■ **Data shown**:

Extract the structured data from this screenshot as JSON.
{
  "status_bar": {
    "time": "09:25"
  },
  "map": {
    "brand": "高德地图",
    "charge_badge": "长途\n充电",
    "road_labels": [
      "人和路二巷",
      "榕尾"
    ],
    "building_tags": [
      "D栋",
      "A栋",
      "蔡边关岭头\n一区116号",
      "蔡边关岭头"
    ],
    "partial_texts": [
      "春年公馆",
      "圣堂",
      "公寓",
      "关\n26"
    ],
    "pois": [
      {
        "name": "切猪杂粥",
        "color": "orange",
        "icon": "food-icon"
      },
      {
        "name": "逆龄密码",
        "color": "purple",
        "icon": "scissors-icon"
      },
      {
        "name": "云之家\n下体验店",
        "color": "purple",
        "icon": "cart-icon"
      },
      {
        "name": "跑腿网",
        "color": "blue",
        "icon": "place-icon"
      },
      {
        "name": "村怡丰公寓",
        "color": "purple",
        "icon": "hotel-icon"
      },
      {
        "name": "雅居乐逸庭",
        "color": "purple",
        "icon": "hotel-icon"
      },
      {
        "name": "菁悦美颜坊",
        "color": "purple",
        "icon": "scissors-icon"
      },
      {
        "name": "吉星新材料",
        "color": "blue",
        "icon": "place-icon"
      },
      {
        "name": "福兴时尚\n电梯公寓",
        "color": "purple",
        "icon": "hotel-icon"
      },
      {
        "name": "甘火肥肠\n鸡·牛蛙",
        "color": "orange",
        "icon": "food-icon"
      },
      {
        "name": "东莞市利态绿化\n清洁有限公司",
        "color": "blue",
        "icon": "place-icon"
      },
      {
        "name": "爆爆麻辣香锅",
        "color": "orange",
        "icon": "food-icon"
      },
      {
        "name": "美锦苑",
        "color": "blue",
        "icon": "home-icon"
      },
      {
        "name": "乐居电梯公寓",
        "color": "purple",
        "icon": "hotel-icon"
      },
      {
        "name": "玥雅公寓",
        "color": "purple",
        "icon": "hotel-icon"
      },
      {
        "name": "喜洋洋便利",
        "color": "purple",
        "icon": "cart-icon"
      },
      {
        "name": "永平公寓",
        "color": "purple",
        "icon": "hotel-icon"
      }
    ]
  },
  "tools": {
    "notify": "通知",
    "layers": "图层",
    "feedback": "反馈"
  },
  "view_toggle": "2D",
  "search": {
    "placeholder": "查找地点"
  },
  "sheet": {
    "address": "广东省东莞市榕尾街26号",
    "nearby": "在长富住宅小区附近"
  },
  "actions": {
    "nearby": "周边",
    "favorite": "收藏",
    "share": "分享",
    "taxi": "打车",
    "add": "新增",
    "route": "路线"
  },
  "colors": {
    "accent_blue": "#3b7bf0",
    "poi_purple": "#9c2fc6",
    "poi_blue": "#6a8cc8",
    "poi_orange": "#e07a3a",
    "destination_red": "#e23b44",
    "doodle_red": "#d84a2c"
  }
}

■ **Set exercise**:
Using the listing above, please repeat every entry exactly.

■ **Exercise result**:
Extract the structured data from this screenshot as JSON.
{
  "status_bar": {
    "time": "09:25"
  },
  "map": {
    "brand": "高德地图",
    "charge_badge": "长途\n充电",
    "road_labels": [
      "人和路二巷",
      "榕尾"
    ],
    "building_tags": [
      "D栋",
      "A栋",
      "蔡边关岭头\n一区116号",
      "蔡边关岭头"
    ],
    "partial_texts": [
      "春年公馆",
      "圣堂",
      "公寓",
      "关\n26"
    ],
    "pois": [
      {
        "name": "切猪杂粥",
        "color": "orange",
        "icon": "food-icon"
      },
      {
        "name": "逆龄密码",
        "color": "purple",
        "icon": "scissors-icon"
      },
      {
        "name": "云之家\n下体验店",
        "color": "purple",
        "icon": "cart-icon"
      },
      {
        "name": "跑腿网",
        "color": "blue",
        "icon": "place-icon"
      },
      {
        "name": "村怡丰公寓",
        "color": "purple",
        "icon": "hotel-icon"
      },
      {
        "name": "雅居乐逸庭",
        "color": "purple",
        "icon": "hotel-icon"
      },
      {
        "name": "菁悦美颜坊",
        "color": "purple",
        "icon": "scissors-icon"
      },
      {
        "name": "吉星新材料",
        "color": "blue",
        "icon": "place-icon"
      },
      {
        "name": "福兴时尚\n电梯公寓",
        "color": "purple",
        "icon": "hotel-icon"
      },
      {
        "name": "甘火肥肠\n鸡·牛蛙",
        "color": "orange",
        "icon": "food-icon"
      },
      {
        "name": "东莞市利态绿化\n清洁有限公司",
        "color": "blue",
        "icon": "place-icon"
      },
      {
        "name": "爆爆麻辣香锅",
        "color": "orange",
        "icon": "food-icon"
      },
      {
        "name": "美锦苑",
        "color": "blue",
        "icon": "home-icon"
      },
      {
        "name": "乐居电梯公寓",
        "color": "purple",
        "icon": "hotel-icon"
      },
      {
        "name": "玥雅公寓",
        "color": "purple",
        "icon": "hotel-icon"
      },
      {
        "name": "喜洋洋便利",
        "color": "purple",
        "icon": "cart-icon"
      },
      {
        "name": "永平公寓",
        "color": "purple",
        "icon": "hotel-icon"
      }
    ]
  },
  "tools": {
    "notify": "通知",
    "layers": "图层",
    "feedback": "反馈"
  },
  "view_toggle": "2D",
  "search": {
    "placeholder": "查找地点"
  },
  "sheet": {
    "address": "广东省东莞市榕尾街26号",
    "nearby": "在长富住宅小区附近"
  },
  "actions": {
    "nearby": "周边",
    "favorite": "收藏",
    "share": "分享",
    "taxi": "打车",
    "add": "新增",
    "route": "路线"
  },
  "colors": {
    "accent_blue": "#3b7bf0",
    "poi_purple": "#9c2fc6",
    "poi_blue": "#6a8cc8",
    "poi_orange": "#e07a3a",
    "destination_red": "#e23b44",
    "doodle_red": "#d84a2c"
  }
}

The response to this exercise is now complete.